(Data items)
========================
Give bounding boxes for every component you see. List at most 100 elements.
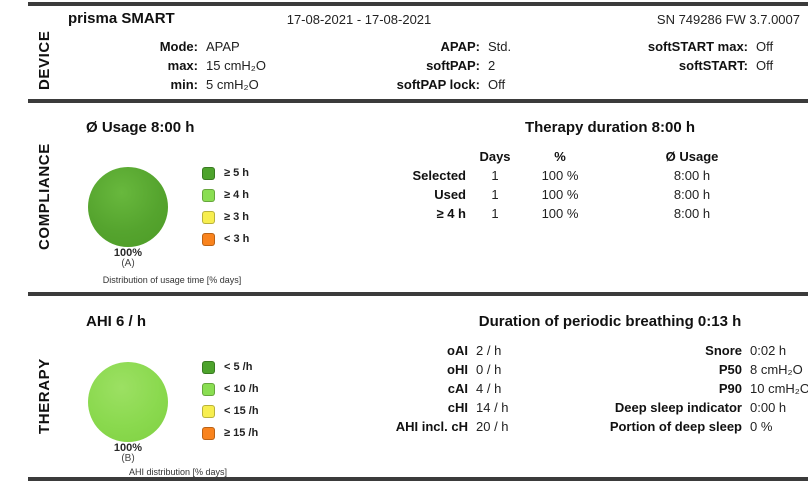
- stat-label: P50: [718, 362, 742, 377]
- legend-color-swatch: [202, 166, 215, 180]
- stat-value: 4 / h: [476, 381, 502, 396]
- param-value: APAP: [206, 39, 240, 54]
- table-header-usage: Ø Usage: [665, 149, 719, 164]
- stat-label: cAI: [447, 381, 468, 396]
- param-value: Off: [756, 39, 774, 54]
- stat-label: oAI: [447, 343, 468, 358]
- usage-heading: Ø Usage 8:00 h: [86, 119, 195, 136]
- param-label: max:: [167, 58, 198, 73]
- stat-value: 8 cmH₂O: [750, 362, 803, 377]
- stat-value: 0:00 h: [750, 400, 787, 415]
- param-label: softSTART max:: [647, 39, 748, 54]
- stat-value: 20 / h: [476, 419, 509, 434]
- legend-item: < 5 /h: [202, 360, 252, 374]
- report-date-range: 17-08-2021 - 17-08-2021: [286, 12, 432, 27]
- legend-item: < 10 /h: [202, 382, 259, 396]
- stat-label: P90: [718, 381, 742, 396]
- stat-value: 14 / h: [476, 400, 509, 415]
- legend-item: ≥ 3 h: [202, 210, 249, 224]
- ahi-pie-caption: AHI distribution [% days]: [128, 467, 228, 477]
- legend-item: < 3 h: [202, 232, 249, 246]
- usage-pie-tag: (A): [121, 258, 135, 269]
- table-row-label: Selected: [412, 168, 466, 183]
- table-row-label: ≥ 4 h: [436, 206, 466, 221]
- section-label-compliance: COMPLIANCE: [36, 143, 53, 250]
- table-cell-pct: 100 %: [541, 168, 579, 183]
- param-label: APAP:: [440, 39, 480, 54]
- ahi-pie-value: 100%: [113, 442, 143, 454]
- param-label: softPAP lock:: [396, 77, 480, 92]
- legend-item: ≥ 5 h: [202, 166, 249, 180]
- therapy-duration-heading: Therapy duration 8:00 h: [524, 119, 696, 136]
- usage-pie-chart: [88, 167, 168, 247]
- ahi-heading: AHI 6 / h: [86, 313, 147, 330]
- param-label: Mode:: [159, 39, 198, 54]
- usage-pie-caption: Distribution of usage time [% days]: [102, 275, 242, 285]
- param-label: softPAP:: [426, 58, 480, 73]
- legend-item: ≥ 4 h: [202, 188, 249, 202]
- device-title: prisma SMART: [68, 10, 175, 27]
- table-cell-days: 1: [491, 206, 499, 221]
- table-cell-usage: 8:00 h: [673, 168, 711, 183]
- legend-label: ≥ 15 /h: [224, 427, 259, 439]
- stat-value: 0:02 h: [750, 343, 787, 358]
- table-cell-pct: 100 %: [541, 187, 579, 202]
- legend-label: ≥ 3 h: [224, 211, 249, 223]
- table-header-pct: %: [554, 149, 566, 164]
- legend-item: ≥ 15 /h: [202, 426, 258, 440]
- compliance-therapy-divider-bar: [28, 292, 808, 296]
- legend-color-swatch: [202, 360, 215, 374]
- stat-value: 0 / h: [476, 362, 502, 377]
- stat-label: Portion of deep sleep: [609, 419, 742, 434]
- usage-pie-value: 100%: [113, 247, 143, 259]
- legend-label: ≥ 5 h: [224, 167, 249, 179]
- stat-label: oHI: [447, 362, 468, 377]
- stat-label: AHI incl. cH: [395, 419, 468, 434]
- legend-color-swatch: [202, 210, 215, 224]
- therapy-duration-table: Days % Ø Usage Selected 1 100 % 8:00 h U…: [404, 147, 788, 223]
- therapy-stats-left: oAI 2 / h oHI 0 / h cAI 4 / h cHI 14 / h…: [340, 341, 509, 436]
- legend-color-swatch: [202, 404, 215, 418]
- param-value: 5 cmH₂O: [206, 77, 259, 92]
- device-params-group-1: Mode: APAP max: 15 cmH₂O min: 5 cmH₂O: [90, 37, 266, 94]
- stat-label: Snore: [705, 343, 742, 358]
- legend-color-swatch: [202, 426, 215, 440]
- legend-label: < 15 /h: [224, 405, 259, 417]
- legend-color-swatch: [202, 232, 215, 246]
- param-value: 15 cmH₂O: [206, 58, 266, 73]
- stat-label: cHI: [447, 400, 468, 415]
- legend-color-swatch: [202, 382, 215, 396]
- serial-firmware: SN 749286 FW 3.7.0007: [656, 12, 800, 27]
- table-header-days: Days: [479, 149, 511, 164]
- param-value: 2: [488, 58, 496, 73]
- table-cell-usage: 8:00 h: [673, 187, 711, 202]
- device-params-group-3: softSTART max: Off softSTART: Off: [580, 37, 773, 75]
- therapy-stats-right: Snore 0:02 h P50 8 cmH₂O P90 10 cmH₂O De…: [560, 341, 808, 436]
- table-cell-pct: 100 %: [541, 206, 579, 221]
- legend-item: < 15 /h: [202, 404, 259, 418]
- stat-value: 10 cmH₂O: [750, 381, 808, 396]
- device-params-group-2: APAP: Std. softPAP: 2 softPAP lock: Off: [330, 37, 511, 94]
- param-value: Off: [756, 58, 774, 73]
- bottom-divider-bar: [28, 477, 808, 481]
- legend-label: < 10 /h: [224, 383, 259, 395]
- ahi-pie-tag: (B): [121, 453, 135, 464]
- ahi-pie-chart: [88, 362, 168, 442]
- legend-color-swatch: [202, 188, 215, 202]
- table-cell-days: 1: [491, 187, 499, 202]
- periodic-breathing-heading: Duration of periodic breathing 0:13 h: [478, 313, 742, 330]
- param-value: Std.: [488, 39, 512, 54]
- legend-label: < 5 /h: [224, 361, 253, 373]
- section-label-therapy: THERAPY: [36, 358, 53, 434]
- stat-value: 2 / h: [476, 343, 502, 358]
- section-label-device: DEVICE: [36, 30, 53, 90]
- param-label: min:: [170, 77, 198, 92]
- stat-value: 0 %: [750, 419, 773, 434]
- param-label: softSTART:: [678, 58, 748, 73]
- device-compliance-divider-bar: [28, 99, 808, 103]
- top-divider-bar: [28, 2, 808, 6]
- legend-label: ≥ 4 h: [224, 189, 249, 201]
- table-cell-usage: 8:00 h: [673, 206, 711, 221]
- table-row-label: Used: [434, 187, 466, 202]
========================
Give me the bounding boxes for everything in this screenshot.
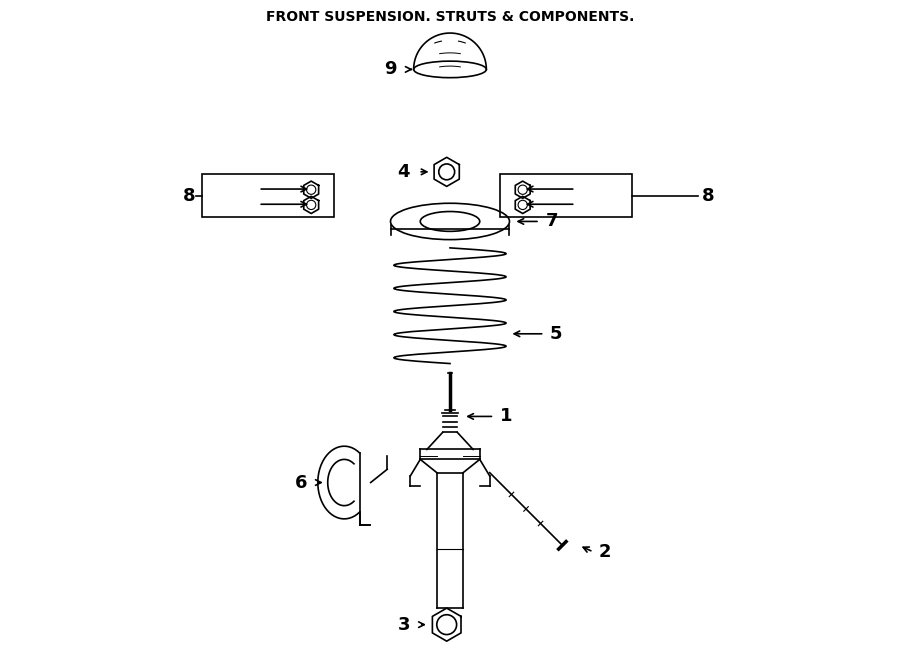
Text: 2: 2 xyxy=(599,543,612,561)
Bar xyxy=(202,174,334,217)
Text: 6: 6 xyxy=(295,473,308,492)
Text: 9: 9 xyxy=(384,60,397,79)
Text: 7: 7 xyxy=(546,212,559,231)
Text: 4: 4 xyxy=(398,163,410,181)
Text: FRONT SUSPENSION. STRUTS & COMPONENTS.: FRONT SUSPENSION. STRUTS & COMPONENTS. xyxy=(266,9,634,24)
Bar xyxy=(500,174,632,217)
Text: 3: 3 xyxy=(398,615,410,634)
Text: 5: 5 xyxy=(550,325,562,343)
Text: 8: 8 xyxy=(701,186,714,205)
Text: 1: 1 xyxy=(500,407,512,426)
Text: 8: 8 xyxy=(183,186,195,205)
========================
→ **What is needed**
Copy the material word for word, starting at the line containing "Text: 2: 2 xyxy=(599,543,612,561)" and continuing through the line containing "Text: 8: 8 xyxy=(183,186,195,205)", with both of those lines included.

→ **The reply**
Text: 2: 2 xyxy=(599,543,612,561)
Bar xyxy=(202,174,334,217)
Text: 6: 6 xyxy=(295,473,308,492)
Text: 9: 9 xyxy=(384,60,397,79)
Text: 7: 7 xyxy=(546,212,559,231)
Text: 4: 4 xyxy=(398,163,410,181)
Text: FRONT SUSPENSION. STRUTS & COMPONENTS.: FRONT SUSPENSION. STRUTS & COMPONENTS. xyxy=(266,9,634,24)
Bar xyxy=(500,174,632,217)
Text: 3: 3 xyxy=(398,615,410,634)
Text: 5: 5 xyxy=(550,325,562,343)
Text: 8: 8 xyxy=(701,186,714,205)
Text: 1: 1 xyxy=(500,407,512,426)
Text: 8: 8 xyxy=(183,186,195,205)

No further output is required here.